[Task instructions]:
Please copy every line of the records below that holds the word "content".

-=-=-

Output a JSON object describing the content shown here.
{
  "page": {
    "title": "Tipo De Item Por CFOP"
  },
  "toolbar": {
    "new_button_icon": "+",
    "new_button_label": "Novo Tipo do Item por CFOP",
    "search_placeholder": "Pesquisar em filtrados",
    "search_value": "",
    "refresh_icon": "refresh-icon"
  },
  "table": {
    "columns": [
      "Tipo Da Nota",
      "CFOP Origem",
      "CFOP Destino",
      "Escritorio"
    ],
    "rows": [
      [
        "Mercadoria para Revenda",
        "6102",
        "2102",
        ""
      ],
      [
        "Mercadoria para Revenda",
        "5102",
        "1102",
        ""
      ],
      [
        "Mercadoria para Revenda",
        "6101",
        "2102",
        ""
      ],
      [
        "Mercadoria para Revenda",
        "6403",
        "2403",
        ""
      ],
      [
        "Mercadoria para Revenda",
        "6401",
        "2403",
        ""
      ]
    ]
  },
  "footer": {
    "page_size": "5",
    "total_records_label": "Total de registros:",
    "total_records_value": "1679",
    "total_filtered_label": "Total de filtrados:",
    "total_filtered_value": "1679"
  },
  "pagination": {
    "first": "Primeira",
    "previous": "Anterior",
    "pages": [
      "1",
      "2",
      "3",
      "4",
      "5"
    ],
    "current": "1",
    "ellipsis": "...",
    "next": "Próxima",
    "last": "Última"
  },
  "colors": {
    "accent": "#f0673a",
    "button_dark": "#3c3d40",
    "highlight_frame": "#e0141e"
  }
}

-=-=-

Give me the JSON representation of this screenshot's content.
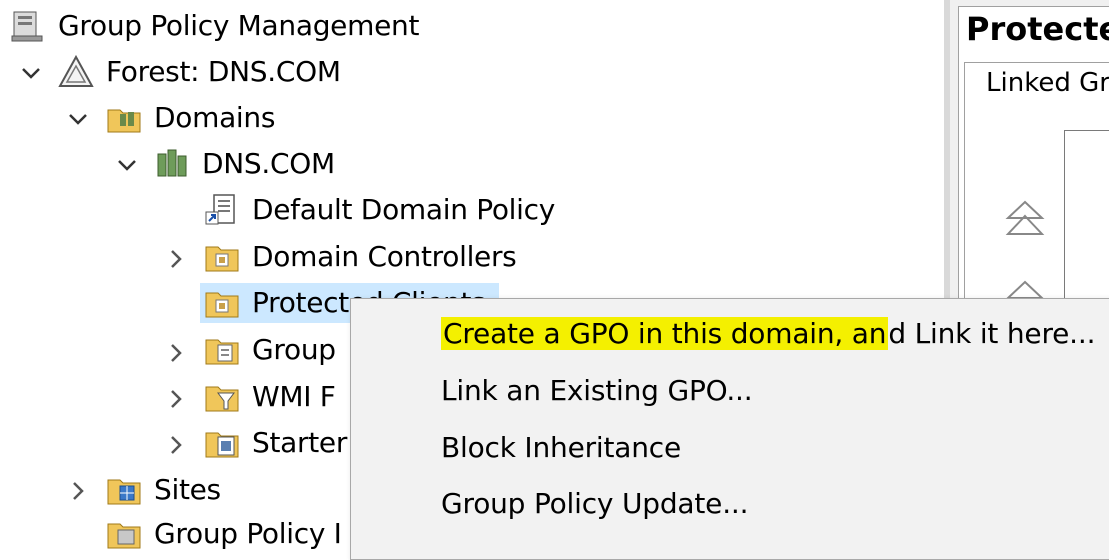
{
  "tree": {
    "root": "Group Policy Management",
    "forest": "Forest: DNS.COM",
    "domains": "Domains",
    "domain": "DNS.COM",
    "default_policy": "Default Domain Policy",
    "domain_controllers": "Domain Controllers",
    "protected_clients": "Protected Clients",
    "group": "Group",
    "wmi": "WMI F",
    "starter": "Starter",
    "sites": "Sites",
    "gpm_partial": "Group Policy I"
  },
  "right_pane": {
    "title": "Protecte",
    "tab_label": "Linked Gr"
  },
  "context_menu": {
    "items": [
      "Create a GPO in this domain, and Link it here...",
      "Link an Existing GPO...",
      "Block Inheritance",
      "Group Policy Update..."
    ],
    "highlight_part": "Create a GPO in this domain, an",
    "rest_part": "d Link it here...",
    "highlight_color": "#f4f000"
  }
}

-=-=-

[Answer for the task]:
Output a JSON object describing the content shown here.
Give me the JSON representation of this screenshot's content.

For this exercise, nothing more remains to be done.